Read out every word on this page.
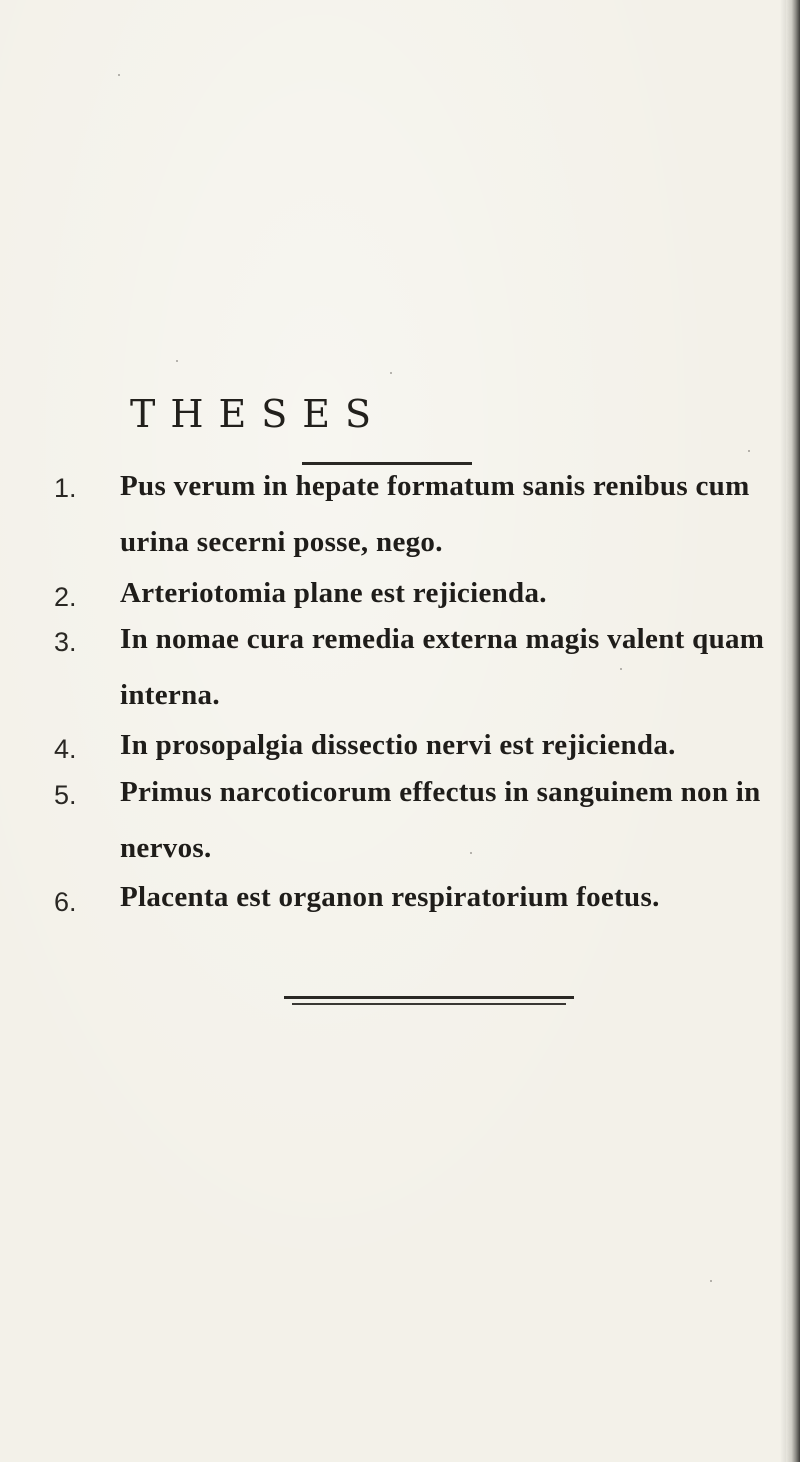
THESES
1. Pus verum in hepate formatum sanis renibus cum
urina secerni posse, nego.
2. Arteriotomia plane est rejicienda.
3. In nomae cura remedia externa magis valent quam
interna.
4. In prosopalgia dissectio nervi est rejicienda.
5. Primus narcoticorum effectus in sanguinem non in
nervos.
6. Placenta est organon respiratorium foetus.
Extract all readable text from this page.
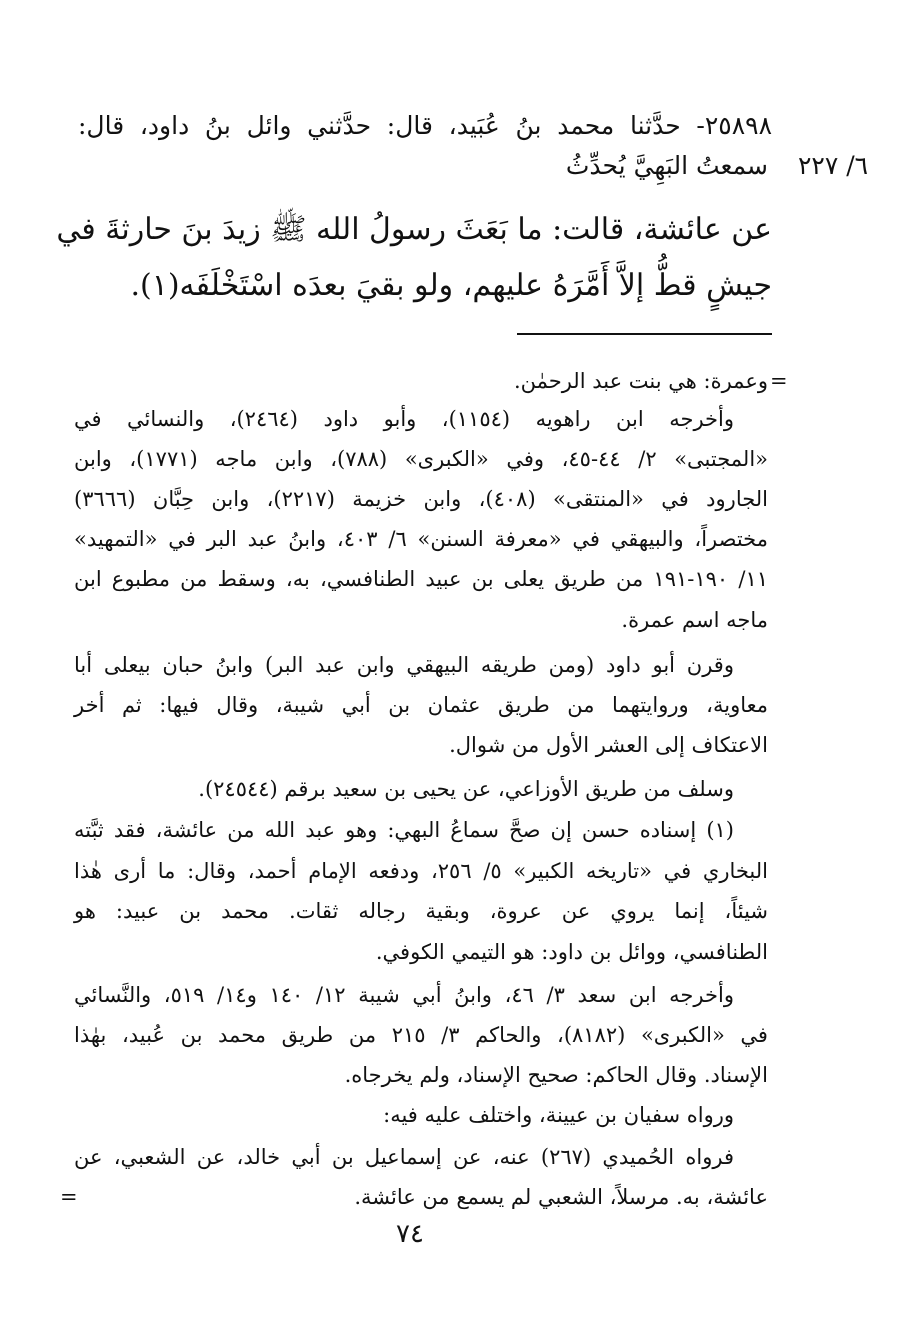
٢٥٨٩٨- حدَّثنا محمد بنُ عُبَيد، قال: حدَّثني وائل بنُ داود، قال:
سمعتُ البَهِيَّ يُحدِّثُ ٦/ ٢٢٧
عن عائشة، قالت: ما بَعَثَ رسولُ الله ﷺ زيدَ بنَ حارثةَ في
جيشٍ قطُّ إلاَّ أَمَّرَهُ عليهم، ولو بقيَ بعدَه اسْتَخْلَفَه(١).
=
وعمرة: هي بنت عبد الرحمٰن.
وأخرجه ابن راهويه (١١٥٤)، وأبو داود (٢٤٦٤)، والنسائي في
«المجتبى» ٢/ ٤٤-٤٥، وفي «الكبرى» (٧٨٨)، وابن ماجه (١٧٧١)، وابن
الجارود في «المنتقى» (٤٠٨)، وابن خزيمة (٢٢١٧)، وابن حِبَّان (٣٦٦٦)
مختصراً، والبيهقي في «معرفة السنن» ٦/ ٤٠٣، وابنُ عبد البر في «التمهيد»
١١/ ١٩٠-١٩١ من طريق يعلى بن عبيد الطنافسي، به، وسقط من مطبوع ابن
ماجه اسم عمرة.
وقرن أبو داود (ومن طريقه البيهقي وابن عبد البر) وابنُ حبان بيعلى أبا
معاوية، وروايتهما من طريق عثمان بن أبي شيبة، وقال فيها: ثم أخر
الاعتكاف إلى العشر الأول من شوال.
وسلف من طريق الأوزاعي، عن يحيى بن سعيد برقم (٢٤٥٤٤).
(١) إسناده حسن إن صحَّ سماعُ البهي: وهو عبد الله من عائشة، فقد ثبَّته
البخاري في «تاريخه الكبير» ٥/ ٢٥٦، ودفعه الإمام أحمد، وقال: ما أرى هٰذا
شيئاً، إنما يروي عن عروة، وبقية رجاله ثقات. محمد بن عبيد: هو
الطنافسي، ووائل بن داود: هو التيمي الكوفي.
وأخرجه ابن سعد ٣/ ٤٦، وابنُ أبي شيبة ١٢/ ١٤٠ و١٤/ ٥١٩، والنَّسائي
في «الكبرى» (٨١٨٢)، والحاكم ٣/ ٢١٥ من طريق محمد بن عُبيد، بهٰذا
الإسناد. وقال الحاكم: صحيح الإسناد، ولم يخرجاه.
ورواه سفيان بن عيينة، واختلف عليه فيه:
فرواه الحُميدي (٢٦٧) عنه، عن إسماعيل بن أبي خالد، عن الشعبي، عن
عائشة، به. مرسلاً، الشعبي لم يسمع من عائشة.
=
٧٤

Work to do: Nothing but the lines from the line containing "Extract all readable text from this page." through the last line of the records above is to be extracted, exactly and with no pictures.

Output:
Extract all readable text from this page.
٢٥٨٩٨- حدَّثنا محمد بنُ عُبَيد، قال: حدَّثني وائل بنُ داود، قال:
سمعتُ البَهِيَّ يُحدِّثُ ٦/ ٢٢٧
عن عائشة، قالت: ما بَعَثَ رسولُ الله ﷺ زيدَ بنَ حارثةَ في
جيشٍ قطُّ إلاَّ أَمَّرَهُ عليهم، ولو بقيَ بعدَه اسْتَخْلَفَه(١).
=
وعمرة: هي بنت عبد الرحمٰن.
وأخرجه ابن راهويه (١١٥٤)، وأبو داود (٢٤٦٤)، والنسائي في
«المجتبى» ٢/ ٤٤-٤٥، وفي «الكبرى» (٧٨٨)، وابن ماجه (١٧٧١)، وابن
الجارود في «المنتقى» (٤٠٨)، وابن خزيمة (٢٢١٧)، وابن حِبَّان (٣٦٦٦)
مختصراً، والبيهقي في «معرفة السنن» ٦/ ٤٠٣، وابنُ عبد البر في «التمهيد»
١١/ ١٩٠-١٩١ من طريق يعلى بن عبيد الطنافسي، به، وسقط من مطبوع ابن
ماجه اسم عمرة.
وقرن أبو داود (ومن طريقه البيهقي وابن عبد البر) وابنُ حبان بيعلى أبا
معاوية، وروايتهما من طريق عثمان بن أبي شيبة، وقال فيها: ثم أخر
الاعتكاف إلى العشر الأول من شوال.
وسلف من طريق الأوزاعي، عن يحيى بن سعيد برقم (٢٤٥٤٤).
(١) إسناده حسن إن صحَّ سماعُ البهي: وهو عبد الله من عائشة، فقد ثبَّته
البخاري في «تاريخه الكبير» ٥/ ٢٥٦، ودفعه الإمام أحمد، وقال: ما أرى هٰذا
شيئاً، إنما يروي عن عروة، وبقية رجاله ثقات. محمد بن عبيد: هو
الطنافسي، ووائل بن داود: هو التيمي الكوفي.
وأخرجه ابن سعد ٣/ ٤٦، وابنُ أبي شيبة ١٢/ ١٤٠ و١٤/ ٥١٩، والنَّسائي
في «الكبرى» (٨١٨٢)، والحاكم ٣/ ٢١٥ من طريق محمد بن عُبيد، بهٰذا
الإسناد. وقال الحاكم: صحيح الإسناد، ولم يخرجاه.
ورواه سفيان بن عيينة، واختلف عليه فيه:
فرواه الحُميدي (٢٦٧) عنه، عن إسماعيل بن أبي خالد، عن الشعبي، عن
عائشة، به. مرسلاً، الشعبي لم يسمع من عائشة.
=
٧٤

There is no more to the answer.